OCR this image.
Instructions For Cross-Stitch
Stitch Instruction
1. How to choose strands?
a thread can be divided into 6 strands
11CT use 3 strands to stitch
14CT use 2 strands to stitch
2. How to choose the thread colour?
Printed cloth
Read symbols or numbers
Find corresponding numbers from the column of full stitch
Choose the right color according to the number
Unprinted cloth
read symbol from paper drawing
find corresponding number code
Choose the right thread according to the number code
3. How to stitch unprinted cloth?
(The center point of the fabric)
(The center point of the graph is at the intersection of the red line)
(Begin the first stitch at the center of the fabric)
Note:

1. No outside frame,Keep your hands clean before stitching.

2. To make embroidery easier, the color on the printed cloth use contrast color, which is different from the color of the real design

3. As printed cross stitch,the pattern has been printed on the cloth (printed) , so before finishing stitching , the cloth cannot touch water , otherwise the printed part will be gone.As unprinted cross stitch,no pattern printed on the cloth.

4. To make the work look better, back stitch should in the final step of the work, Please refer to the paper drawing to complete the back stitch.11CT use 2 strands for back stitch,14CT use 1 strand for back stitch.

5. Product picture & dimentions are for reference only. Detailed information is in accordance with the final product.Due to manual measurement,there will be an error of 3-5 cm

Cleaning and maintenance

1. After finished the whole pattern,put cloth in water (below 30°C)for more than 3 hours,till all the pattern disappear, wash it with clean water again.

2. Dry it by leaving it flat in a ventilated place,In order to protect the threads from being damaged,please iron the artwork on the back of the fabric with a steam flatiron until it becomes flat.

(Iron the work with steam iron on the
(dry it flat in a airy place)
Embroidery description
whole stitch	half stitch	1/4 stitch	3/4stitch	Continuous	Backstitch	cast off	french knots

· · ·

• [Problem description] Transcribe the data. Leave every line exactly as it is.

• [Response to the task]
OCR this image.
Instructions For Cross-Stitch
Stitch Instruction
1. How to choose strands?
a thread can be divided into 6 strands
11CT use 3 strands to stitch
14CT use 2 strands to stitch
2. How to choose the thread colour?
Printed cloth
Read symbols or numbers
Find corresponding numbers from the column of full stitch
Choose the right color according to the number
Unprinted cloth
read symbol from paper drawing
find corresponding number code
Choose the right thread according to the number code
3. How to stitch unprinted cloth?
(The center point of the fabric)
(The center point of the graph is at the intersection of the red line)
(Begin the first stitch at the center of the fabric)
Note:

1. No outside frame,Keep your hands clean before stitching.

2. To make embroidery easier, the color on the printed cloth use contrast color, which is different from the color of the real design

3. As printed cross stitch,the pattern has been printed on the cloth (printed) , so before finishing stitching , the cloth cannot touch water , otherwise the printed part will be gone.As unprinted cross stitch,no pattern printed on the cloth.

4. To make the work look better, back stitch should in the final step of the work, Please refer to the paper drawing to complete the back stitch.11CT use 2 strands for back stitch,14CT use 1 strand for back stitch.

5. Product picture & dimentions are for reference only. Detailed information is in accordance with the final product.Due to manual measurement,there will be an error of 3-5 cm

Cleaning and maintenance

1. After finished the whole pattern,put cloth in water (below 30°C)for more than 3 hours,till all the pattern disappear, wash it with clean water again.

2. Dry it by leaving it flat in a ventilated place,In order to protect the threads from being damaged,please iron the artwork on the back of the fabric with a steam flatiron until it becomes flat.

(Iron the work with steam iron on the
(dry it flat in a airy place)
Embroidery description
whole stitch	half stitch	1/4 stitch	3/4stitch	Continuous	Backstitch	cast off	french knots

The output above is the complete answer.